Problem to solve: Copy out the listing exactly.

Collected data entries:
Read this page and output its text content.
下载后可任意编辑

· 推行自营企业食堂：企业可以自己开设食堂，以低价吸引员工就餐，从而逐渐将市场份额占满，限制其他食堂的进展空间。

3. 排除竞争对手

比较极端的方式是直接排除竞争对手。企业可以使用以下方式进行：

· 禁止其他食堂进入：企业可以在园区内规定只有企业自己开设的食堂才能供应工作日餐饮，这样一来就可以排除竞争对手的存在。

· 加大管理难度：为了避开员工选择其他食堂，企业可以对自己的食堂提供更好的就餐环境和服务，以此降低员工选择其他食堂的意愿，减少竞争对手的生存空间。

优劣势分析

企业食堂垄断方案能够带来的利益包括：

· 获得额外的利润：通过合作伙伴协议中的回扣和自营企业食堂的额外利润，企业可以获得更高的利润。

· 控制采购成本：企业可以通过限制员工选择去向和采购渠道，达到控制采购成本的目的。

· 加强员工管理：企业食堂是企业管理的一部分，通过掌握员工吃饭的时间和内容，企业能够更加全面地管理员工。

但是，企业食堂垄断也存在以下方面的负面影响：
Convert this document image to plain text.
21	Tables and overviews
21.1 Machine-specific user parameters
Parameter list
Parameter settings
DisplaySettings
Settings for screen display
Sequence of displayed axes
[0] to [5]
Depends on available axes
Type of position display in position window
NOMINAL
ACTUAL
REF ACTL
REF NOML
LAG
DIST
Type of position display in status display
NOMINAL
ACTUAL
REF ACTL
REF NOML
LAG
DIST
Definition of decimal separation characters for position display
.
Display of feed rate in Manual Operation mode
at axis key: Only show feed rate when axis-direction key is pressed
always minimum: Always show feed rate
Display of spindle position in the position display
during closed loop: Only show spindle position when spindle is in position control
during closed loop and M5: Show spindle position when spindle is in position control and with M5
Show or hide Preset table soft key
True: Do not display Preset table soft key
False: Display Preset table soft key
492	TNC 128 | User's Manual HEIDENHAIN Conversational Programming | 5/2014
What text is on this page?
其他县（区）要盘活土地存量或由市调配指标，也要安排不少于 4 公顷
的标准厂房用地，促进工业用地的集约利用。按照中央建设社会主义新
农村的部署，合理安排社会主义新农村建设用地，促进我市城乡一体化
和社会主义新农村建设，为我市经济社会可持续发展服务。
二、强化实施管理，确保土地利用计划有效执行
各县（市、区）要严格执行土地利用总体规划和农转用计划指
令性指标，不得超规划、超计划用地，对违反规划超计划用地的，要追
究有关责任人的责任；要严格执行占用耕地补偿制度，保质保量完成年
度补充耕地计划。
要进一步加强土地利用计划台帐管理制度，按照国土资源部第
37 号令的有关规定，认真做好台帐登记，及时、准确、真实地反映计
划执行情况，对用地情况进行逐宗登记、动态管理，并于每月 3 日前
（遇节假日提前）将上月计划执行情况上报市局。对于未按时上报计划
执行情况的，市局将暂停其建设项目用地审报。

Solution to this problem:
Read this page and output its text content.
下载后可任意编辑

· 推行自营企业食堂：企业可以自己开设食堂，以低价吸引员工就餐，从而逐渐将市场份额占满，限制其他食堂的进展空间。

3. 排除竞争对手

比较极端的方式是直接排除竞争对手。企业可以使用以下方式进行：

· 禁止其他食堂进入：企业可以在园区内规定只有企业自己开设的食堂才能供应工作日餐饮，这样一来就可以排除竞争对手的存在。

· 加大管理难度：为了避开员工选择其他食堂，企业可以对自己的食堂提供更好的就餐环境和服务，以此降低员工选择其他食堂的意愿，减少竞争对手的生存空间。

优劣势分析

企业食堂垄断方案能够带来的利益包括：

· 获得额外的利润：通过合作伙伴协议中的回扣和自营企业食堂的额外利润，企业可以获得更高的利润。

· 控制采购成本：企业可以通过限制员工选择去向和采购渠道，达到控制采购成本的目的。

· 加强员工管理：企业食堂是企业管理的一部分，通过掌握员工吃饭的时间和内容，企业能够更加全面地管理员工。

但是，企业食堂垄断也存在以下方面的负面影响：
Convert this document image to plain text.
21	Tables and overviews
21.1 Machine-specific user parameters
Parameter list
Parameter settings
DisplaySettings
Settings for screen display
Sequence of displayed axes
[0] to [5]
Depends on available axes
Type of position display in position window
NOMINAL
ACTUAL
REF ACTL
REF NOML
LAG
DIST
Type of position display in status display
NOMINAL
ACTUAL
REF ACTL
REF NOML
LAG
DIST
Definition of decimal separation characters for position display
.
Display of feed rate in Manual Operation mode
at axis key: Only show feed rate when axis-direction key is pressed
always minimum: Always show feed rate
Display of spindle position in the position display
during closed loop: Only show spindle position when spindle is in position control
during closed loop and M5: Show spindle position when spindle is in position control and with M5
Show or hide Preset table soft key
True: Do not display Preset table soft key
False: Display Preset table soft key
492	TNC 128 | User's Manual HEIDENHAIN Conversational Programming | 5/2014
What text is on this page?
其他县（区）要盘活土地存量或由市调配指标，也要安排不少于 4 公顷
的标准厂房用地，促进工业用地的集约利用。按照中央建设社会主义新
农村的部署，合理安排社会主义新农村建设用地，促进我市城乡一体化
和社会主义新农村建设，为我市经济社会可持续发展服务。
二、强化实施管理，确保土地利用计划有效执行
各县（市、区）要严格执行土地利用总体规划和农转用计划指
令性指标，不得超规划、超计划用地，对违反规划超计划用地的，要追
究有关责任人的责任；要严格执行占用耕地补偿制度，保质保量完成年
度补充耕地计划。
要进一步加强土地利用计划台帐管理制度，按照国土资源部第
37 号令的有关规定，认真做好台帐登记，及时、准确、真实地反映计
划执行情况，对用地情况进行逐宗登记、动态管理，并于每月 3 日前
（遇节假日提前）将上月计划执行情况上报市局。对于未按时上报计划
执行情况的，市局将暂停其建设项目用地审报。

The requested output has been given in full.